(Figure content listings)
· · · ·

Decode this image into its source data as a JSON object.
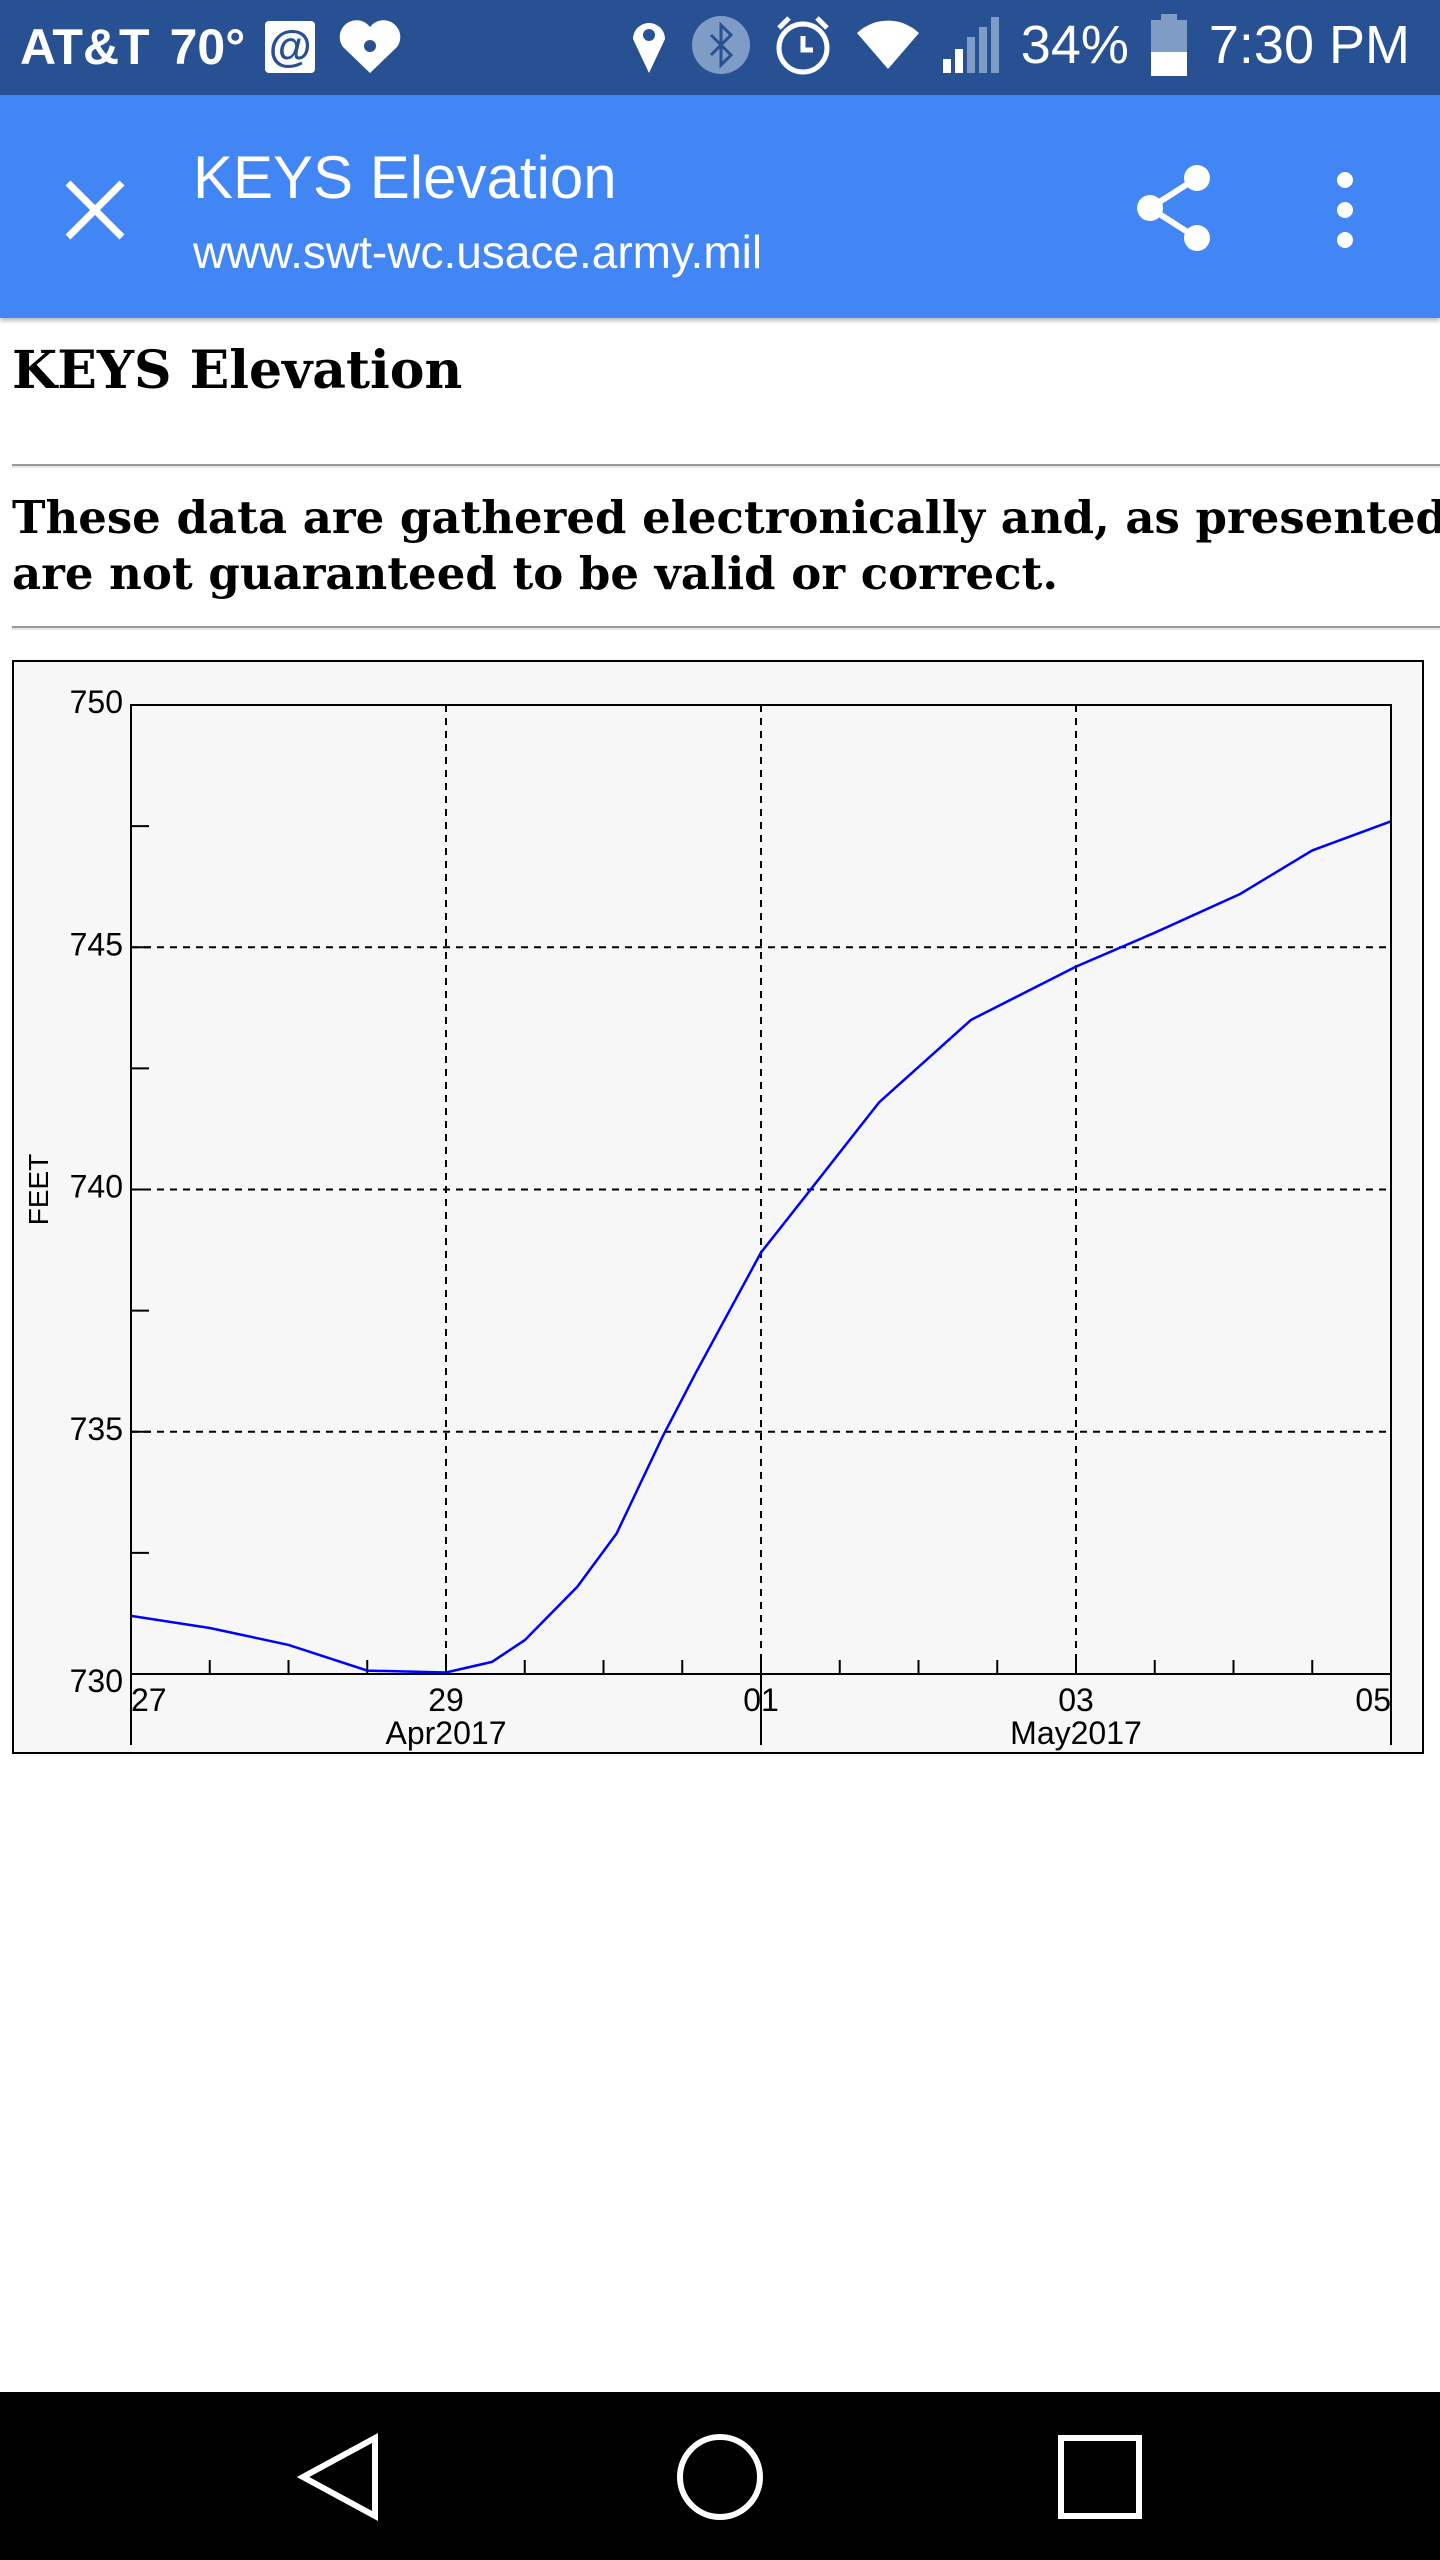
{
  "status_bar": {
    "carrier": "AT&T",
    "temperature": "70°",
    "battery": "34%",
    "battery_level": 0.34,
    "time": "7:30 PM",
    "icons": [
      "email-icon",
      "iheartradio-icon",
      "location-icon",
      "bluetooth-icon",
      "alarm-icon",
      "wifi-icon",
      "signal-icon",
      "battery-icon"
    ]
  },
  "toolbar": {
    "title": "KEYS Elevation",
    "url": "www.swt-wc.usace.army.mil",
    "close_icon": "close-icon",
    "share_icon": "share-icon",
    "more_icon": "more-vert-icon",
    "color": "#4285f4"
  },
  "page": {
    "heading": "KEYS Elevation",
    "disclaimer_line1": "These data are gathered electronically and, as presented, ha",
    "disclaimer_line2": "are not guaranteed to be valid or correct."
  },
  "chart_data": {
    "type": "line",
    "title": "",
    "ylabel": "FEET",
    "xlabel": "",
    "ylim": [
      730,
      750
    ],
    "xlim": [
      "2017-04-27T00:00",
      "2017-05-05T00:00"
    ],
    "y_ticks": [
      "730",
      "735",
      "740",
      "745",
      "750"
    ],
    "x_ticks": [
      {
        "label": "27",
        "date": "2017-04-27"
      },
      {
        "label": "29",
        "date": "2017-04-29"
      },
      {
        "label": "01",
        "date": "2017-05-01"
      },
      {
        "label": "03",
        "date": "2017-05-03"
      },
      {
        "label": "05",
        "date": "2017-05-05"
      }
    ],
    "x_month_labels": [
      {
        "label": "Apr2017",
        "date": "2017-04-29"
      },
      {
        "label": "May2017",
        "date": "2017-05-03"
      }
    ],
    "grid": true,
    "background": "#f7f7f7",
    "series": [
      {
        "color": "#0000ff",
        "x": [
          "2017-04-27T00:00",
          "2017-04-27T12:00",
          "2017-04-28T00:00",
          "2017-04-28T12:00",
          "2017-04-29T00:00",
          "2017-04-29T07:00",
          "2017-04-29T12:00",
          "2017-04-29T20:00",
          "2017-04-30T02:00",
          "2017-04-30T09:00",
          "2017-04-30T14:00",
          "2017-05-01T00:00",
          "2017-05-01T07:00",
          "2017-05-01T18:00",
          "2017-05-02T08:00",
          "2017-05-03T00:00",
          "2017-05-03T12:00",
          "2017-05-04T01:00",
          "2017-05-04T12:00",
          "2017-05-05T00:00"
        ],
        "y": [
          731.2,
          730.95,
          730.6,
          730.07,
          730.03,
          730.25,
          730.7,
          731.8,
          732.9,
          734.9,
          736.2,
          738.7,
          739.9,
          741.8,
          743.5,
          744.6,
          745.3,
          746.1,
          747.0,
          747.6
        ]
      }
    ]
  }
}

· · · ·

Exercise:
Your task is an exact transcription of all the data, minus the pictures.

Expected answer:
Decode this image into its source data as a JSON object.
{
  "status_bar": {
    "carrier": "AT&T",
    "temperature": "70°",
    "battery": "34%",
    "battery_level": 0.34,
    "time": "7:30 PM",
    "icons": [
      "email-icon",
      "iheartradio-icon",
      "location-icon",
      "bluetooth-icon",
      "alarm-icon",
      "wifi-icon",
      "signal-icon",
      "battery-icon"
    ]
  },
  "toolbar": {
    "title": "KEYS Elevation",
    "url": "www.swt-wc.usace.army.mil",
    "close_icon": "close-icon",
    "share_icon": "share-icon",
    "more_icon": "more-vert-icon",
    "color": "#4285f4"
  },
  "page": {
    "heading": "KEYS Elevation",
    "disclaimer_line1": "These data are gathered electronically and, as presented, ha",
    "disclaimer_line2": "are not guaranteed to be valid or correct."
  },
  "chart_data": {
    "type": "line",
    "title": "",
    "ylabel": "FEET",
    "xlabel": "",
    "ylim": [
      730,
      750
    ],
    "xlim": [
      "2017-04-27T00:00",
      "2017-05-05T00:00"
    ],
    "y_ticks": [
      "730",
      "735",
      "740",
      "745",
      "750"
    ],
    "x_ticks": [
      {
        "label": "27",
        "date": "2017-04-27"
      },
      {
        "label": "29",
        "date": "2017-04-29"
      },
      {
        "label": "01",
        "date": "2017-05-01"
      },
      {
        "label": "03",
        "date": "2017-05-03"
      },
      {
        "label": "05",
        "date": "2017-05-05"
      }
    ],
    "x_month_labels": [
      {
        "label": "Apr2017",
        "date": "2017-04-29"
      },
      {
        "label": "May2017",
        "date": "2017-05-03"
      }
    ],
    "grid": true,
    "background": "#f7f7f7",
    "series": [
      {
        "color": "#0000ff",
        "x": [
          "2017-04-27T00:00",
          "2017-04-27T12:00",
          "2017-04-28T00:00",
          "2017-04-28T12:00",
          "2017-04-29T00:00",
          "2017-04-29T07:00",
          "2017-04-29T12:00",
          "2017-04-29T20:00",
          "2017-04-30T02:00",
          "2017-04-30T09:00",
          "2017-04-30T14:00",
          "2017-05-01T00:00",
          "2017-05-01T07:00",
          "2017-05-01T18:00",
          "2017-05-02T08:00",
          "2017-05-03T00:00",
          "2017-05-03T12:00",
          "2017-05-04T01:00",
          "2017-05-04T12:00",
          "2017-05-05T00:00"
        ],
        "y": [
          731.2,
          730.95,
          730.6,
          730.07,
          730.03,
          730.25,
          730.7,
          731.8,
          732.9,
          734.9,
          736.2,
          738.7,
          739.9,
          741.8,
          743.5,
          744.6,
          745.3,
          746.1,
          747.0,
          747.6
        ]
      }
    ]
  }
}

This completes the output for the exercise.